• _DO THIS_: Pick out all lines in the listing holding the string "name" and copy them.

(Dataset excerpt)

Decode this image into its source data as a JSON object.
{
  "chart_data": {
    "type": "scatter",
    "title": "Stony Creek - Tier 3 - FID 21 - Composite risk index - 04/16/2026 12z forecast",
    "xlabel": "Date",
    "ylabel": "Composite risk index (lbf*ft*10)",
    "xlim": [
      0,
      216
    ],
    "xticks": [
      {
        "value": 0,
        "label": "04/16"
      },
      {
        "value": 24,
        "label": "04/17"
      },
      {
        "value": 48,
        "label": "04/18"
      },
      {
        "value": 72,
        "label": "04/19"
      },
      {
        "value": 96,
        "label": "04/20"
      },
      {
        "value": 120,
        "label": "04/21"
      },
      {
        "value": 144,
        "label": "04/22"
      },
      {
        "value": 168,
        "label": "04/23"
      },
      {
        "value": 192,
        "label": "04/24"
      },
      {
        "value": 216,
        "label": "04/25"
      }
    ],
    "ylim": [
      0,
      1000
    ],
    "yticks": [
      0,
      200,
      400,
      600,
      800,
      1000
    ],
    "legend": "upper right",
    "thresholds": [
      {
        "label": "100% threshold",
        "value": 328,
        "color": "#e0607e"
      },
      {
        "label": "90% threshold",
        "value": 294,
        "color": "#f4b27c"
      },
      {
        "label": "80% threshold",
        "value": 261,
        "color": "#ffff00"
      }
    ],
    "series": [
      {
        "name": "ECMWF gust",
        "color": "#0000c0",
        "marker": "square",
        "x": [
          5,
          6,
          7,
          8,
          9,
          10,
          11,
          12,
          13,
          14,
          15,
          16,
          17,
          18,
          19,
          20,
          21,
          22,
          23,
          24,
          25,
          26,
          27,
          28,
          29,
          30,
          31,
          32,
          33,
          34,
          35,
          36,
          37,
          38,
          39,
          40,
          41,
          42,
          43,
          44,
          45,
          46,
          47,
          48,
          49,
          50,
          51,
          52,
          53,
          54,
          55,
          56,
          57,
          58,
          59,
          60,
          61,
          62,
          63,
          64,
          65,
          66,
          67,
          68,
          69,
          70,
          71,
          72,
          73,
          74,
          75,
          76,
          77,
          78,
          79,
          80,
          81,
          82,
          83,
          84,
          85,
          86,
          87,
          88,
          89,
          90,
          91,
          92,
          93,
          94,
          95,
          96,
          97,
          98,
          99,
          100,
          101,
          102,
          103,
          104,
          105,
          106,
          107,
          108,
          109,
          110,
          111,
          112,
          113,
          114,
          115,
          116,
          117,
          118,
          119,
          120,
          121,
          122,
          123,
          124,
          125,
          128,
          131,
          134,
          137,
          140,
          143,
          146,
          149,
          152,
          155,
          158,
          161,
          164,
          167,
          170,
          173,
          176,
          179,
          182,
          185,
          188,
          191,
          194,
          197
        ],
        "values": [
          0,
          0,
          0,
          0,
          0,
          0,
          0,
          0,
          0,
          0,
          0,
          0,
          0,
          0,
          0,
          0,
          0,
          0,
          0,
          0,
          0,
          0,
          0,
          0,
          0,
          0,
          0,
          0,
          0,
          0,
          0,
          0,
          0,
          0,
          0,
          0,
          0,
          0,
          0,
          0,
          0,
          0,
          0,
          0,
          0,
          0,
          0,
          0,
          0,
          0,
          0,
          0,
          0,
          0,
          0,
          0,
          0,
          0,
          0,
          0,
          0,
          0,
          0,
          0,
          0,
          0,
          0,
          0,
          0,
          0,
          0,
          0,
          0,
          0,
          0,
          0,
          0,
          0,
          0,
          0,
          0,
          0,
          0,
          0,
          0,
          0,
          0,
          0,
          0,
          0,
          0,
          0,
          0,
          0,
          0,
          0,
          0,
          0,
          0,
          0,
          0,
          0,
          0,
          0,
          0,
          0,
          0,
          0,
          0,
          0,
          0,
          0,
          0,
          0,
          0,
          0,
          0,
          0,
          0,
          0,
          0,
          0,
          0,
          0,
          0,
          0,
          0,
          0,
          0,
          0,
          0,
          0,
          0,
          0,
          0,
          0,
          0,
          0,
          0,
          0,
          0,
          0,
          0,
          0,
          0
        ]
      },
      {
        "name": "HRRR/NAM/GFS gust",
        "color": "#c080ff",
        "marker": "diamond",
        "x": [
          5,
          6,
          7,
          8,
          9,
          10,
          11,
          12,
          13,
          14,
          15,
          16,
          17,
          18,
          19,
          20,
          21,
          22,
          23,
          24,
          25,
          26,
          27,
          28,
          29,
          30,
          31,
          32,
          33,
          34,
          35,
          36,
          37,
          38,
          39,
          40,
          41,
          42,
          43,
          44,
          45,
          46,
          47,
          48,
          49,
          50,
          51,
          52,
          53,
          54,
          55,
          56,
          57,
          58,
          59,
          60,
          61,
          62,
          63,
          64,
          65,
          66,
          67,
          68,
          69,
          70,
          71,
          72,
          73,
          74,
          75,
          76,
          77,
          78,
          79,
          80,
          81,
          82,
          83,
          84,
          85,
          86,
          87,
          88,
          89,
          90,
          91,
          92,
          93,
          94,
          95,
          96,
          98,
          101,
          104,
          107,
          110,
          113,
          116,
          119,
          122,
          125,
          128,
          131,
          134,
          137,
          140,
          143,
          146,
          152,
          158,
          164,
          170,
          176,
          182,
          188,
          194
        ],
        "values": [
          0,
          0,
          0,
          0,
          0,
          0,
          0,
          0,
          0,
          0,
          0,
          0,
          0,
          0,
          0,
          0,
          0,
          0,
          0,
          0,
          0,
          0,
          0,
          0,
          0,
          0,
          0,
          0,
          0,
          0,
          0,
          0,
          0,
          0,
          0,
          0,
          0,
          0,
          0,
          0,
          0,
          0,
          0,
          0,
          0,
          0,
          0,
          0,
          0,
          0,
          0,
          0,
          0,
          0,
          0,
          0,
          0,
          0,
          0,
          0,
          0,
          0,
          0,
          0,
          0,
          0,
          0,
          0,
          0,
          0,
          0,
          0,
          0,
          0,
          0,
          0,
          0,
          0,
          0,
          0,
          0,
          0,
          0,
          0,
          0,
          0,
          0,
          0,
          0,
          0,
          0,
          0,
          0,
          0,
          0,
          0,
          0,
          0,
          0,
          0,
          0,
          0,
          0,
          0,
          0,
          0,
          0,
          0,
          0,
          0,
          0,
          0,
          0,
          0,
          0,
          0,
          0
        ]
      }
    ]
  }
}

• _OUTPUT FOR THIS EXERCISE_:
        "name": "ECMWF gust",
        "name": "HRRR/NAM/GFS gust",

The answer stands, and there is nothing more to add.